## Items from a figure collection
+ + + + + + +

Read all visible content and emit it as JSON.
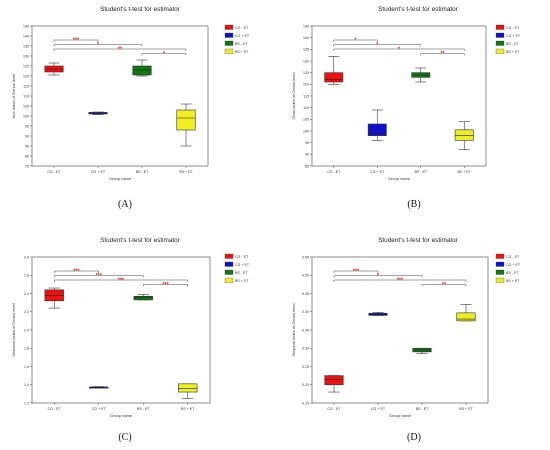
{
  "chart_data": [
    {
      "panel_label": "(A)",
      "type": "box",
      "title": "Student's t-test for estimator",
      "xlabel": "Group name",
      "ylabel": "Ace index of Genus level",
      "ylim": [
        75,
        145
      ],
      "yticks": [
        75,
        80,
        85,
        90,
        95,
        100,
        105,
        110,
        115,
        120,
        125,
        130,
        135,
        140,
        145
      ],
      "categories": [
        "CG - ET",
        "CG + ET",
        "BS - ET",
        "BS + ET"
      ],
      "colors": [
        "#ee1111",
        "#1111cc",
        "#117711",
        "#eeee22"
      ],
      "boxes": [
        {
          "min": 120.5,
          "q1": 122,
          "median": 123.5,
          "q3": 125,
          "max": 126.5
        },
        {
          "min": 100.7,
          "q1": 101,
          "median": 101.5,
          "q3": 101.8,
          "max": 102
        },
        {
          "min": 120,
          "q1": 120.5,
          "median": 123,
          "q3": 125,
          "max": 128
        },
        {
          "min": 85,
          "q1": 93,
          "median": 99,
          "q3": 103,
          "max": 106
        }
      ],
      "significance": [
        {
          "from": 0,
          "to": 1,
          "label": "***"
        },
        {
          "from": 0,
          "to": 2,
          "label": "*"
        },
        {
          "from": 0,
          "to": 3,
          "label": "**"
        },
        {
          "from": 2,
          "to": 3,
          "label": "*"
        }
      ],
      "legend": [
        "CG - ET",
        "CG + ET",
        "BS - ET",
        "BS + ET"
      ]
    },
    {
      "panel_label": "(B)",
      "type": "box",
      "title": "Student's t-test for estimator",
      "xlabel": "Group name",
      "ylabel": "Chao index of Genus level",
      "ylim": [
        85,
        145
      ],
      "yticks": [
        85,
        90,
        95,
        100,
        105,
        110,
        115,
        120,
        125,
        130,
        135,
        140,
        145
      ],
      "categories": [
        "CG - ET",
        "CG + ET",
        "BS - ET",
        "BS + ET"
      ],
      "colors": [
        "#ee1111",
        "#1111cc",
        "#117711",
        "#eeee22"
      ],
      "boxes": [
        {
          "min": 120,
          "q1": 121,
          "median": 122,
          "q3": 125,
          "max": 132
        },
        {
          "min": 96,
          "q1": 98,
          "median": 99,
          "q3": 103,
          "max": 109
        },
        {
          "min": 121,
          "q1": 123,
          "median": 124,
          "q3": 125,
          "max": 127
        },
        {
          "min": 92,
          "q1": 96,
          "median": 98,
          "q3": 100.5,
          "max": 104
        }
      ],
      "significance": [
        {
          "from": 0,
          "to": 1,
          "label": "*"
        },
        {
          "from": 0,
          "to": 2,
          "label": "*"
        },
        {
          "from": 0,
          "to": 3,
          "label": "*"
        },
        {
          "from": 2,
          "to": 3,
          "label": "**"
        }
      ],
      "legend": [
        "CG - ET",
        "CG + ET",
        "BS - ET",
        "BS + ET"
      ]
    },
    {
      "panel_label": "(C)",
      "type": "box",
      "title": "Student's t-test for estimator",
      "xlabel": "Group name",
      "ylabel": "Shannon index of Genus level",
      "ylim": [
        1.2,
        2.8
      ],
      "yticks": [
        1.2,
        1.4,
        1.6,
        1.8,
        2.0,
        2.2,
        2.4,
        2.6,
        2.8
      ],
      "categories": [
        "CG - ET",
        "CG + ET",
        "BS - ET",
        "BS + ET"
      ],
      "colors": [
        "#ee1111",
        "#1111cc",
        "#117711",
        "#eeee22"
      ],
      "boxes": [
        {
          "min": 2.24,
          "q1": 2.32,
          "median": 2.38,
          "q3": 2.44,
          "max": 2.46
        },
        {
          "min": 1.365,
          "q1": 1.368,
          "median": 1.372,
          "q3": 1.376,
          "max": 1.38
        },
        {
          "min": 2.33,
          "q1": 2.33,
          "median": 2.36,
          "q3": 2.37,
          "max": 2.39
        },
        {
          "min": 1.25,
          "q1": 1.32,
          "median": 1.36,
          "q3": 1.41,
          "max": 1.41
        }
      ],
      "significance": [
        {
          "from": 0,
          "to": 1,
          "label": "***"
        },
        {
          "from": 0,
          "to": 2,
          "label": "***"
        },
        {
          "from": 0,
          "to": 3,
          "label": "***"
        },
        {
          "from": 2,
          "to": 3,
          "label": "***"
        }
      ],
      "legend": [
        "CG - ET",
        "CG + ET",
        "BS - ET",
        "BS + ET"
      ]
    },
    {
      "panel_label": "(D)",
      "type": "box",
      "title": "Student's t-test for estimator",
      "xlabel": "Group name",
      "ylabel": "Simpson index of Genus level",
      "ylim": [
        0.15,
        0.55
      ],
      "yticks": [
        0.15,
        0.2,
        0.25,
        0.3,
        0.35,
        0.4,
        0.45,
        0.5,
        0.55
      ],
      "categories": [
        "CG - ET",
        "CG + ET",
        "BS - ET",
        "BS + ET"
      ],
      "colors": [
        "#ee1111",
        "#1111cc",
        "#117711",
        "#eeee22"
      ],
      "boxes": [
        {
          "min": 0.18,
          "q1": 0.2,
          "median": 0.215,
          "q3": 0.225,
          "max": 0.225
        },
        {
          "min": 0.39,
          "q1": 0.39,
          "median": 0.393,
          "q3": 0.396,
          "max": 0.398
        },
        {
          "min": 0.285,
          "q1": 0.29,
          "median": 0.295,
          "q3": 0.3,
          "max": 0.3
        },
        {
          "min": 0.375,
          "q1": 0.375,
          "median": 0.38,
          "q3": 0.397,
          "max": 0.42
        }
      ],
      "significance": [
        {
          "from": 0,
          "to": 1,
          "label": "***"
        },
        {
          "from": 0,
          "to": 2,
          "label": "*"
        },
        {
          "from": 0,
          "to": 3,
          "label": "***"
        },
        {
          "from": 2,
          "to": 3,
          "label": "**"
        }
      ],
      "legend": [
        "CG - ET",
        "CG + ET",
        "BS - ET",
        "BS + ET"
      ]
    }
  ]
}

+ + + + + + +

## Problem to work on
Repeat the records above exactly, leaving out any pictures they contain.

## The output
Read all visible content and emit it as JSON.
{
  "chart_data": [
    {
      "panel_label": "(A)",
      "type": "box",
      "title": "Student's t-test for estimator",
      "xlabel": "Group name",
      "ylabel": "Ace index of Genus level",
      "ylim": [
        75,
        145
      ],
      "yticks": [
        75,
        80,
        85,
        90,
        95,
        100,
        105,
        110,
        115,
        120,
        125,
        130,
        135,
        140,
        145
      ],
      "categories": [
        "CG - ET",
        "CG + ET",
        "BS - ET",
        "BS + ET"
      ],
      "colors": [
        "#ee1111",
        "#1111cc",
        "#117711",
        "#eeee22"
      ],
      "boxes": [
        {
          "min": 120.5,
          "q1": 122,
          "median": 123.5,
          "q3": 125,
          "max": 126.5
        },
        {
          "min": 100.7,
          "q1": 101,
          "median": 101.5,
          "q3": 101.8,
          "max": 102
        },
        {
          "min": 120,
          "q1": 120.5,
          "median": 123,
          "q3": 125,
          "max": 128
        },
        {
          "min": 85,
          "q1": 93,
          "median": 99,
          "q3": 103,
          "max": 106
        }
      ],
      "significance": [
        {
          "from": 0,
          "to": 1,
          "label": "***"
        },
        {
          "from": 0,
          "to": 2,
          "label": "*"
        },
        {
          "from": 0,
          "to": 3,
          "label": "**"
        },
        {
          "from": 2,
          "to": 3,
          "label": "*"
        }
      ],
      "legend": [
        "CG - ET",
        "CG + ET",
        "BS - ET",
        "BS + ET"
      ]
    },
    {
      "panel_label": "(B)",
      "type": "box",
      "title": "Student's t-test for estimator",
      "xlabel": "Group name",
      "ylabel": "Chao index of Genus level",
      "ylim": [
        85,
        145
      ],
      "yticks": [
        85,
        90,
        95,
        100,
        105,
        110,
        115,
        120,
        125,
        130,
        135,
        140,
        145
      ],
      "categories": [
        "CG - ET",
        "CG + ET",
        "BS - ET",
        "BS + ET"
      ],
      "colors": [
        "#ee1111",
        "#1111cc",
        "#117711",
        "#eeee22"
      ],
      "boxes": [
        {
          "min": 120,
          "q1": 121,
          "median": 122,
          "q3": 125,
          "max": 132
        },
        {
          "min": 96,
          "q1": 98,
          "median": 99,
          "q3": 103,
          "max": 109
        },
        {
          "min": 121,
          "q1": 123,
          "median": 124,
          "q3": 125,
          "max": 127
        },
        {
          "min": 92,
          "q1": 96,
          "median": 98,
          "q3": 100.5,
          "max": 104
        }
      ],
      "significance": [
        {
          "from": 0,
          "to": 1,
          "label": "*"
        },
        {
          "from": 0,
          "to": 2,
          "label": "*"
        },
        {
          "from": 0,
          "to": 3,
          "label": "*"
        },
        {
          "from": 2,
          "to": 3,
          "label": "**"
        }
      ],
      "legend": [
        "CG - ET",
        "CG + ET",
        "BS - ET",
        "BS + ET"
      ]
    },
    {
      "panel_label": "(C)",
      "type": "box",
      "title": "Student's t-test for estimator",
      "xlabel": "Group name",
      "ylabel": "Shannon index of Genus level",
      "ylim": [
        1.2,
        2.8
      ],
      "yticks": [
        1.2,
        1.4,
        1.6,
        1.8,
        2.0,
        2.2,
        2.4,
        2.6,
        2.8
      ],
      "categories": [
        "CG - ET",
        "CG + ET",
        "BS - ET",
        "BS + ET"
      ],
      "colors": [
        "#ee1111",
        "#1111cc",
        "#117711",
        "#eeee22"
      ],
      "boxes": [
        {
          "min": 2.24,
          "q1": 2.32,
          "median": 2.38,
          "q3": 2.44,
          "max": 2.46
        },
        {
          "min": 1.365,
          "q1": 1.368,
          "median": 1.372,
          "q3": 1.376,
          "max": 1.38
        },
        {
          "min": 2.33,
          "q1": 2.33,
          "median": 2.36,
          "q3": 2.37,
          "max": 2.39
        },
        {
          "min": 1.25,
          "q1": 1.32,
          "median": 1.36,
          "q3": 1.41,
          "max": 1.41
        }
      ],
      "significance": [
        {
          "from": 0,
          "to": 1,
          "label": "***"
        },
        {
          "from": 0,
          "to": 2,
          "label": "***"
        },
        {
          "from": 0,
          "to": 3,
          "label": "***"
        },
        {
          "from": 2,
          "to": 3,
          "label": "***"
        }
      ],
      "legend": [
        "CG - ET",
        "CG + ET",
        "BS - ET",
        "BS + ET"
      ]
    },
    {
      "panel_label": "(D)",
      "type": "box",
      "title": "Student's t-test for estimator",
      "xlabel": "Group name",
      "ylabel": "Simpson index of Genus level",
      "ylim": [
        0.15,
        0.55
      ],
      "yticks": [
        0.15,
        0.2,
        0.25,
        0.3,
        0.35,
        0.4,
        0.45,
        0.5,
        0.55
      ],
      "categories": [
        "CG - ET",
        "CG + ET",
        "BS - ET",
        "BS + ET"
      ],
      "colors": [
        "#ee1111",
        "#1111cc",
        "#117711",
        "#eeee22"
      ],
      "boxes": [
        {
          "min": 0.18,
          "q1": 0.2,
          "median": 0.215,
          "q3": 0.225,
          "max": 0.225
        },
        {
          "min": 0.39,
          "q1": 0.39,
          "median": 0.393,
          "q3": 0.396,
          "max": 0.398
        },
        {
          "min": 0.285,
          "q1": 0.29,
          "median": 0.295,
          "q3": 0.3,
          "max": 0.3
        },
        {
          "min": 0.375,
          "q1": 0.375,
          "median": 0.38,
          "q3": 0.397,
          "max": 0.42
        }
      ],
      "significance": [
        {
          "from": 0,
          "to": 1,
          "label": "***"
        },
        {
          "from": 0,
          "to": 2,
          "label": "*"
        },
        {
          "from": 0,
          "to": 3,
          "label": "***"
        },
        {
          "from": 2,
          "to": 3,
          "label": "**"
        }
      ],
      "legend": [
        "CG - ET",
        "CG + ET",
        "BS - ET",
        "BS + ET"
      ]
    }
  ]
}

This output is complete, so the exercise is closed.